Dataset items

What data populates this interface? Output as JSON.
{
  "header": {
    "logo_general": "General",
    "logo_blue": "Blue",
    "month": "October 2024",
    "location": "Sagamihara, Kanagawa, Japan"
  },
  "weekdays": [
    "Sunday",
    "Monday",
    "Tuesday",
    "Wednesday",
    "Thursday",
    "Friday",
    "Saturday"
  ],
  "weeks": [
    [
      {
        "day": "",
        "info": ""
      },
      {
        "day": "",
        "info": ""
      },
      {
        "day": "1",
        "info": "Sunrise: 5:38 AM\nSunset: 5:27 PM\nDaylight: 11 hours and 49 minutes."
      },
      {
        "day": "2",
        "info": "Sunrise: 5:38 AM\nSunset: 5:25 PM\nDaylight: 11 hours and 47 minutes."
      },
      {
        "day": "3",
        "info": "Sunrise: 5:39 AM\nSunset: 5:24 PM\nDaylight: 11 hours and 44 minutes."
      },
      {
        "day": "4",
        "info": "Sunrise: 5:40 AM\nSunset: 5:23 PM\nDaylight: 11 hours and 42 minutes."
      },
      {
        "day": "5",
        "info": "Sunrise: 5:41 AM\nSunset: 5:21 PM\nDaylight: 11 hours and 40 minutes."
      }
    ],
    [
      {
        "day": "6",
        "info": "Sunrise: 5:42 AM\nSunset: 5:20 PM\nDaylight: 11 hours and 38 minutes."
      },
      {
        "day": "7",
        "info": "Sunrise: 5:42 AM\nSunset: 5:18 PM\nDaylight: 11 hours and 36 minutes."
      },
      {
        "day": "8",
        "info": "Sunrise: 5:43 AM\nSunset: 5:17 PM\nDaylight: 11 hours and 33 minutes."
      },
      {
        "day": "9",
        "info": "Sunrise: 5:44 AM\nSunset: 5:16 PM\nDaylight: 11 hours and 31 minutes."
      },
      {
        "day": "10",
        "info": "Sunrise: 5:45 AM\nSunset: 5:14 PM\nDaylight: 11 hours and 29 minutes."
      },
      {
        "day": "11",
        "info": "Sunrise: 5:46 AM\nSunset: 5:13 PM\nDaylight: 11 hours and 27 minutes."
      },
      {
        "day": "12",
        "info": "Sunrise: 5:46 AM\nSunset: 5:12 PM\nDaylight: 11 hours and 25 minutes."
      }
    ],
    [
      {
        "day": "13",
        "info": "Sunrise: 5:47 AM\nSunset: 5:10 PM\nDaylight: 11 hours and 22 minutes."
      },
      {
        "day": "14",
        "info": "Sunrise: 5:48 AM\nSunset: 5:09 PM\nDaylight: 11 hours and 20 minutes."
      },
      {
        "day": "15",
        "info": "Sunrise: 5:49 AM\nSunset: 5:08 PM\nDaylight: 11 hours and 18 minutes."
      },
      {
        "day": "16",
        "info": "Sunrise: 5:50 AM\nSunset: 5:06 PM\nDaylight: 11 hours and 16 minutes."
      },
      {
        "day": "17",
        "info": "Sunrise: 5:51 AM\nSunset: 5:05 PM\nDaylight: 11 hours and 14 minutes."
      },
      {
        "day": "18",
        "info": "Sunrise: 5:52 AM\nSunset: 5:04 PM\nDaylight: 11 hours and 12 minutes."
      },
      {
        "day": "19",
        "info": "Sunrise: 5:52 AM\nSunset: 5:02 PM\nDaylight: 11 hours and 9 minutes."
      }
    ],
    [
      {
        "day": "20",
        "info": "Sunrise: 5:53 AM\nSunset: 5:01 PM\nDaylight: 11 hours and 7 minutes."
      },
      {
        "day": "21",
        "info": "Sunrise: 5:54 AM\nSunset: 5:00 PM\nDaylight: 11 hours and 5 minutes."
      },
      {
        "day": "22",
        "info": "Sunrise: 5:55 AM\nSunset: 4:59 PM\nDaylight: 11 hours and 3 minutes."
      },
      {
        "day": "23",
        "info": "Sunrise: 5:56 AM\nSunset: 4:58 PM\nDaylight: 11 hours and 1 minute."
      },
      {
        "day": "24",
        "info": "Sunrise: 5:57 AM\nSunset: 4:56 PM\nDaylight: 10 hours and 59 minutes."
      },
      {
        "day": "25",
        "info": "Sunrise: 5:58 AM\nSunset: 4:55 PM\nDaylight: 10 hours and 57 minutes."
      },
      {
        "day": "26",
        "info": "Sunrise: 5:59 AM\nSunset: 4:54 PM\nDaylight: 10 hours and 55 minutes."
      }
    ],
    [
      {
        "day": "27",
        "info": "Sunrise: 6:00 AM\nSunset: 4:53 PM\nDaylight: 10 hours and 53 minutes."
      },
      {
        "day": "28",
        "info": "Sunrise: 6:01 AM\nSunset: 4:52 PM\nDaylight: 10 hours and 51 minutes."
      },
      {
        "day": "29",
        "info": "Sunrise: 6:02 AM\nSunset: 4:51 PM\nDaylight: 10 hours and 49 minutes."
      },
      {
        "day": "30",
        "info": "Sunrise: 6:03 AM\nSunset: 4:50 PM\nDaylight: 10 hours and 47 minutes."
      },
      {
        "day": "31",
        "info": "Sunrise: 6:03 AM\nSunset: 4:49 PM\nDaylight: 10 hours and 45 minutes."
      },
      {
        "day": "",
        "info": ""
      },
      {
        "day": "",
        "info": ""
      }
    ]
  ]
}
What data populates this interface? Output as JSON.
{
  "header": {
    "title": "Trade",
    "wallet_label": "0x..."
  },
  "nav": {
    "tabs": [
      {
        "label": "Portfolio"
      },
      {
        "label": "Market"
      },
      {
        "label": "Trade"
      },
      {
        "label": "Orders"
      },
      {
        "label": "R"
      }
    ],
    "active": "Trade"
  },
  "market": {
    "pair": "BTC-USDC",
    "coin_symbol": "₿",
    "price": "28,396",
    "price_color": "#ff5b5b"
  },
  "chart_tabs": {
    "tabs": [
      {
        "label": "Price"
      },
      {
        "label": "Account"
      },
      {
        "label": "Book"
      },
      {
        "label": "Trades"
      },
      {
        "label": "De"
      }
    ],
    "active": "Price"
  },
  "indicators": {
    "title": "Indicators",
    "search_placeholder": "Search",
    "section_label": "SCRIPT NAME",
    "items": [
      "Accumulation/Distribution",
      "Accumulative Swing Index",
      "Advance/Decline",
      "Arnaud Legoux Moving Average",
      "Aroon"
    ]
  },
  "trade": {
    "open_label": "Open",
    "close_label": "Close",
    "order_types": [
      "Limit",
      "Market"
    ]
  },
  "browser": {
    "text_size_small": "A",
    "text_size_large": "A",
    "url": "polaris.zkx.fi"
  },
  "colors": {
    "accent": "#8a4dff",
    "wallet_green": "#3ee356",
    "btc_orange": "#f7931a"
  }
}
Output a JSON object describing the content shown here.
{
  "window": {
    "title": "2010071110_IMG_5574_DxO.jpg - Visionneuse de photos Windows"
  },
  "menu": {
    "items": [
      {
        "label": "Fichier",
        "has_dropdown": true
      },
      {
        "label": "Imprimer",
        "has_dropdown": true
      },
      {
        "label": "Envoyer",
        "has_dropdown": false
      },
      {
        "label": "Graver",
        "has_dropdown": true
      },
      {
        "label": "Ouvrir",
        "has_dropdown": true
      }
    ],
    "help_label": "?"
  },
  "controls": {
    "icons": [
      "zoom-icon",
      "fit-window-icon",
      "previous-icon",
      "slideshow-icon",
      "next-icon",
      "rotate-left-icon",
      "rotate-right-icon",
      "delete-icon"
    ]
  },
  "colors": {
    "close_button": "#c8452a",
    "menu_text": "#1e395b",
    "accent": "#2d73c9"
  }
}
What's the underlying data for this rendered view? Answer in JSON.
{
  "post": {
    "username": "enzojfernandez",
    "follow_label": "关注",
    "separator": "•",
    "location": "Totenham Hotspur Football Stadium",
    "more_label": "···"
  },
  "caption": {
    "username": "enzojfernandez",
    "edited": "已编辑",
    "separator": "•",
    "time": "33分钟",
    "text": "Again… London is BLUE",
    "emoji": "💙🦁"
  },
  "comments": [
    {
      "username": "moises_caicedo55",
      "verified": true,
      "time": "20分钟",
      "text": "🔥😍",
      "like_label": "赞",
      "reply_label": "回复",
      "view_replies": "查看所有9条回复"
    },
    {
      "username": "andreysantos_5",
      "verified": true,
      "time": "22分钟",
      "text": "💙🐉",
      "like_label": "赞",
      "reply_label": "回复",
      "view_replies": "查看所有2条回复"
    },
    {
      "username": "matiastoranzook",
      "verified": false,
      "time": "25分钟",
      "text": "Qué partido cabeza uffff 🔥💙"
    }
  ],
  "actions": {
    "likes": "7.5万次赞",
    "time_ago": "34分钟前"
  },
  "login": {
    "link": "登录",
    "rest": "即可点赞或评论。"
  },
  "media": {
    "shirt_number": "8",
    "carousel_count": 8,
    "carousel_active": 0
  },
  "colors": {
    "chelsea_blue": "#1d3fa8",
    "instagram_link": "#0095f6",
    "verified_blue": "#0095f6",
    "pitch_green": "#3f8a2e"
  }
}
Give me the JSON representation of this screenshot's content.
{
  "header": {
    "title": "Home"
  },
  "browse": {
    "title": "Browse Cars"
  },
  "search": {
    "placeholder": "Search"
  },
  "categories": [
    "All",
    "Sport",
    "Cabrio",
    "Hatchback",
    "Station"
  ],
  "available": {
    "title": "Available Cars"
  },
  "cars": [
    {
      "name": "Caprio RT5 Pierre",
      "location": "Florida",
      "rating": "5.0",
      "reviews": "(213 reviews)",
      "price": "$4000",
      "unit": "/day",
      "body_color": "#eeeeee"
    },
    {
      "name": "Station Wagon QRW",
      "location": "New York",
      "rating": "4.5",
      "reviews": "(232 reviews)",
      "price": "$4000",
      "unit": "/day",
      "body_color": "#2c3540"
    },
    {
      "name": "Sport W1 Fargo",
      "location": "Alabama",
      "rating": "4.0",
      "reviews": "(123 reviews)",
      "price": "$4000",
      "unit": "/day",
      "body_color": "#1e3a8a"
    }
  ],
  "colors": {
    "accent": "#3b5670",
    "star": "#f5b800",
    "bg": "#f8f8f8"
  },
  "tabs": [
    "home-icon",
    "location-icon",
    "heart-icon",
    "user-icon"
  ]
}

* [Given request] Search the lines for "reviews". Copy each line that has it.

* [Task output]
      "reviews": "(213 reviews)",
      "reviews": "(232 reviews)",
      "reviews": "(123 reviews)",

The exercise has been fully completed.